- **Stored records**:
<<<<

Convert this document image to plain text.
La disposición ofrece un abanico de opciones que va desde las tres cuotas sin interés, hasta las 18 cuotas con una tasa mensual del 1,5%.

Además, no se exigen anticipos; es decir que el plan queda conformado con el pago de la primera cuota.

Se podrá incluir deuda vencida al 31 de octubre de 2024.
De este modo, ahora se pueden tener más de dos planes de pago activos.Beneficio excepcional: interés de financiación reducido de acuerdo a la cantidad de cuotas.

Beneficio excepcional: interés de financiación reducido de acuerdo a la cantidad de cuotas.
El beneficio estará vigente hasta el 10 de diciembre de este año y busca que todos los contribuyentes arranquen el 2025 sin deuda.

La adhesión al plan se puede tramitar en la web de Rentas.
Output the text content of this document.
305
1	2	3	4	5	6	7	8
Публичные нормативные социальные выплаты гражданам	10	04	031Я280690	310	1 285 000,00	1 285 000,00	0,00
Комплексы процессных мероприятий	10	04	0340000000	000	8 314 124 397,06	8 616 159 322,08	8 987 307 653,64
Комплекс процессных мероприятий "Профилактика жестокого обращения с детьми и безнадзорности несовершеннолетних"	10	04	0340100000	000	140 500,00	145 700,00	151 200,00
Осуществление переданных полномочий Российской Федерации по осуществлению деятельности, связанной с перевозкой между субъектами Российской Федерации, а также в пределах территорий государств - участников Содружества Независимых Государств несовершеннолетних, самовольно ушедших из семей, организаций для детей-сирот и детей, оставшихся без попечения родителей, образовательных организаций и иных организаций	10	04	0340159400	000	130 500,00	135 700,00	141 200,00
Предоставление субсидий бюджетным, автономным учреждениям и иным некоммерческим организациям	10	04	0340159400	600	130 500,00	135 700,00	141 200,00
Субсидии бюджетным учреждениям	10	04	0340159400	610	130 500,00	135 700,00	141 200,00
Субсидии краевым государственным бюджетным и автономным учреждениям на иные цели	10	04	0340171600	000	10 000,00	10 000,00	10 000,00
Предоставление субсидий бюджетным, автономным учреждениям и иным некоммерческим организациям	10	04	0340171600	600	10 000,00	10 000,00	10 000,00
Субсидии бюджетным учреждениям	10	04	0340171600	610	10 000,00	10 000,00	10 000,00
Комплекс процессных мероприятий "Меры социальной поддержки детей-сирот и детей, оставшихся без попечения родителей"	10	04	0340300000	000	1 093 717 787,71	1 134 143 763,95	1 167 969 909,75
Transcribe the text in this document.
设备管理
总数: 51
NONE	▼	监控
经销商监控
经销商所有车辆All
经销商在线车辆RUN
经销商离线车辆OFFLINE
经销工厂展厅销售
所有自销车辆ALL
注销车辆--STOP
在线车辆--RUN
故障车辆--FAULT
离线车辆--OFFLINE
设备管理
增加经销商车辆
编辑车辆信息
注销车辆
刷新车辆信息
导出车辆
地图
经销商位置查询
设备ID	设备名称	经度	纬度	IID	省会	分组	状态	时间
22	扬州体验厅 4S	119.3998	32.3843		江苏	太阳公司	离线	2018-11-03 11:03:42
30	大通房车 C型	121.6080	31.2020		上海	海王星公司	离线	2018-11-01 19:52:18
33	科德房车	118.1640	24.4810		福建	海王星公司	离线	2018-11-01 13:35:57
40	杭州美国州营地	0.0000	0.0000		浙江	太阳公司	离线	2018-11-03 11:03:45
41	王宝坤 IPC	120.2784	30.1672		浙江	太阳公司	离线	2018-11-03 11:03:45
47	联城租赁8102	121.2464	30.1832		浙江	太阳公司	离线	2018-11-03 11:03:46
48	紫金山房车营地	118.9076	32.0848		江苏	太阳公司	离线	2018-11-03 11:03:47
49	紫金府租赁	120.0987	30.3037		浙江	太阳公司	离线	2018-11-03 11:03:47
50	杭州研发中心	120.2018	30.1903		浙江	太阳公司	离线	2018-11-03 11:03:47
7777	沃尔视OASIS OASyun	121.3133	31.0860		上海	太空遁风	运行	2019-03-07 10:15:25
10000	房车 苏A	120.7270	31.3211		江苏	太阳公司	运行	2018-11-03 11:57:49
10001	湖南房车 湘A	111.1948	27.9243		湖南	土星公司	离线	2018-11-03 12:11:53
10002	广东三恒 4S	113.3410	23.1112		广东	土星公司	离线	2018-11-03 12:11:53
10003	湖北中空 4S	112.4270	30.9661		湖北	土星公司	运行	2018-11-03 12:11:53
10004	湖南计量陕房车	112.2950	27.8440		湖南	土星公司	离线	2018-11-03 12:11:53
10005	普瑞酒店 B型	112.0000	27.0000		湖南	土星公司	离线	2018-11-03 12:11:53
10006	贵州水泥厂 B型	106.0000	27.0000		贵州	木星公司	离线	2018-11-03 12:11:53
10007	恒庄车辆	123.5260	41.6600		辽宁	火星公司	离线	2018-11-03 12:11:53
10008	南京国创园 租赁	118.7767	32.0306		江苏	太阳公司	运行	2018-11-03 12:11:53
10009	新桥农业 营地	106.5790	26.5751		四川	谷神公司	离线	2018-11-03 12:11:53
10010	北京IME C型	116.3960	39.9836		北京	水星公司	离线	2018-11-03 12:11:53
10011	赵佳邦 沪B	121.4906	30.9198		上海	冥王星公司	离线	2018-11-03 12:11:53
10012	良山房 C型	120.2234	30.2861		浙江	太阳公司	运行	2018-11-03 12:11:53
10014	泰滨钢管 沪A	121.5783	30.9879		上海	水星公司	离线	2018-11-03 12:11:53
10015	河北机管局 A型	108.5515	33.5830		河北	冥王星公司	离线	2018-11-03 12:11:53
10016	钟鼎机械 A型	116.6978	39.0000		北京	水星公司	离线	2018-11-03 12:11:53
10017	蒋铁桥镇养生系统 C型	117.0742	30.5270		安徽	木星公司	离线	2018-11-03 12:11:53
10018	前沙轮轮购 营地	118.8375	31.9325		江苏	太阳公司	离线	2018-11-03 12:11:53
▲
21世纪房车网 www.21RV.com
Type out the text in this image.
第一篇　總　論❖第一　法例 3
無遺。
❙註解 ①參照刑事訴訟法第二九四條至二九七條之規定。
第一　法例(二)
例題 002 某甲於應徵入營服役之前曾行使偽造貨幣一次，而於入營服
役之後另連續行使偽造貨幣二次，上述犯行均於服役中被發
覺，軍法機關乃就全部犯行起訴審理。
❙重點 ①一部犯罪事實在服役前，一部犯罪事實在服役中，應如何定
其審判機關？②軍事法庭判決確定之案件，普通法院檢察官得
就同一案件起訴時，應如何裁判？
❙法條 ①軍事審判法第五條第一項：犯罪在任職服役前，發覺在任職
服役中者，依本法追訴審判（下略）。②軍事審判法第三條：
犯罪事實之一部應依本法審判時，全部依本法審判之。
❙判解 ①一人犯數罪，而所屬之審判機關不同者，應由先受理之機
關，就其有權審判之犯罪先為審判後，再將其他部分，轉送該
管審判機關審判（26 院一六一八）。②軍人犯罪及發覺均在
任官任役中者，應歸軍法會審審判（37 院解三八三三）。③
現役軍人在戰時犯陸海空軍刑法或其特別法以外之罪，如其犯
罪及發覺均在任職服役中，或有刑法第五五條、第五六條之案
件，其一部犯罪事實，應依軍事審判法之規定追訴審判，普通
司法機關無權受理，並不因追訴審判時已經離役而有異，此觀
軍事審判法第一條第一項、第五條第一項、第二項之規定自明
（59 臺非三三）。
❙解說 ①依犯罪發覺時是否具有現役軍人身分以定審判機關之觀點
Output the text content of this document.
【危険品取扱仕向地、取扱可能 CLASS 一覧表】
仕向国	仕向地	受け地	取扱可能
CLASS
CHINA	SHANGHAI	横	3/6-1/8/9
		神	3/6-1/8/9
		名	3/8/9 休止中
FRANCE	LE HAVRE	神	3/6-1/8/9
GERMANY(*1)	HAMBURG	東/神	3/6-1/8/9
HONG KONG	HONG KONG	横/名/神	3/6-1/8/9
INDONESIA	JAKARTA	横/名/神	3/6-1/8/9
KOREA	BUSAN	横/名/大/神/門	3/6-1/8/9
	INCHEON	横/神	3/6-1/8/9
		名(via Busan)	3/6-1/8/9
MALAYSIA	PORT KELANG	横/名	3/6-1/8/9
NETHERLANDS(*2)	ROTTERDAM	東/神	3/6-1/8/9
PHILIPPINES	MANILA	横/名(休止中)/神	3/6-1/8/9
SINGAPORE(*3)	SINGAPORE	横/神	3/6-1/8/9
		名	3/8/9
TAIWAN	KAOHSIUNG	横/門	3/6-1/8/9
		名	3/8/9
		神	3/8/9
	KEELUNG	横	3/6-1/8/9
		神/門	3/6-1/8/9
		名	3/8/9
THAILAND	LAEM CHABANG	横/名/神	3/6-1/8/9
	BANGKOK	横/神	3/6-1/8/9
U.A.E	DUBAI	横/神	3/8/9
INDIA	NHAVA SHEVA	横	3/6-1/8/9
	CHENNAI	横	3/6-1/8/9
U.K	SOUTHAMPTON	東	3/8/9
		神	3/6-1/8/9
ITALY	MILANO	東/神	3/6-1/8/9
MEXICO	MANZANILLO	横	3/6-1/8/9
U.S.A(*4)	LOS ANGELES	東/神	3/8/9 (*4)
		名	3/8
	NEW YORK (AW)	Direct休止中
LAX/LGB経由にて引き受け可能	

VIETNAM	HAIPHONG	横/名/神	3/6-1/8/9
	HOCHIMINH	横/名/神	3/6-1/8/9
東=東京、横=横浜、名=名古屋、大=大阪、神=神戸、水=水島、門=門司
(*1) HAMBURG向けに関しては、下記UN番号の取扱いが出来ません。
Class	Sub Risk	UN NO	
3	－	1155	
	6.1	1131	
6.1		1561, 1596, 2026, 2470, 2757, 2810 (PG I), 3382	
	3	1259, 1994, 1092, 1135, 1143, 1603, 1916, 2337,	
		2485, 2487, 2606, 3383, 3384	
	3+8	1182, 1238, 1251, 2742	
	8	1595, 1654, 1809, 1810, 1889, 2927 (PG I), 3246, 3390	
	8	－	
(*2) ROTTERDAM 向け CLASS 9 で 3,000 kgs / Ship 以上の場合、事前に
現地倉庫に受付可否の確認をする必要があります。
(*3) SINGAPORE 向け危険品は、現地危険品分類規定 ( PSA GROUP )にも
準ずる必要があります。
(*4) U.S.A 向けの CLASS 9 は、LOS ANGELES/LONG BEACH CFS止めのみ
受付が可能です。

>>>>

- **Problem details**: Pick out the lines that include the word "土星公司" and write them out.

- **Correct response**:
10001	湖南房车 湘A	111.1948	27.9243		湖南	土星公司	离线	2018-11-03 12:11:53
10002	广东三恒 4S	113.3410	23.1112		广东	土星公司	离线	2018-11-03 12:11:53
10003	湖北中空 4S	112.4270	30.9661		湖北	土星公司	运行	2018-11-03 12:11:53
10004	湖南计量陕房车	112.2950	27.8440		湖南	土星公司	离线	2018-11-03 12:11:53
10005	普瑞酒店 B型	112.0000	27.0000		湖南	土星公司	离线	2018-11-03 12:11:53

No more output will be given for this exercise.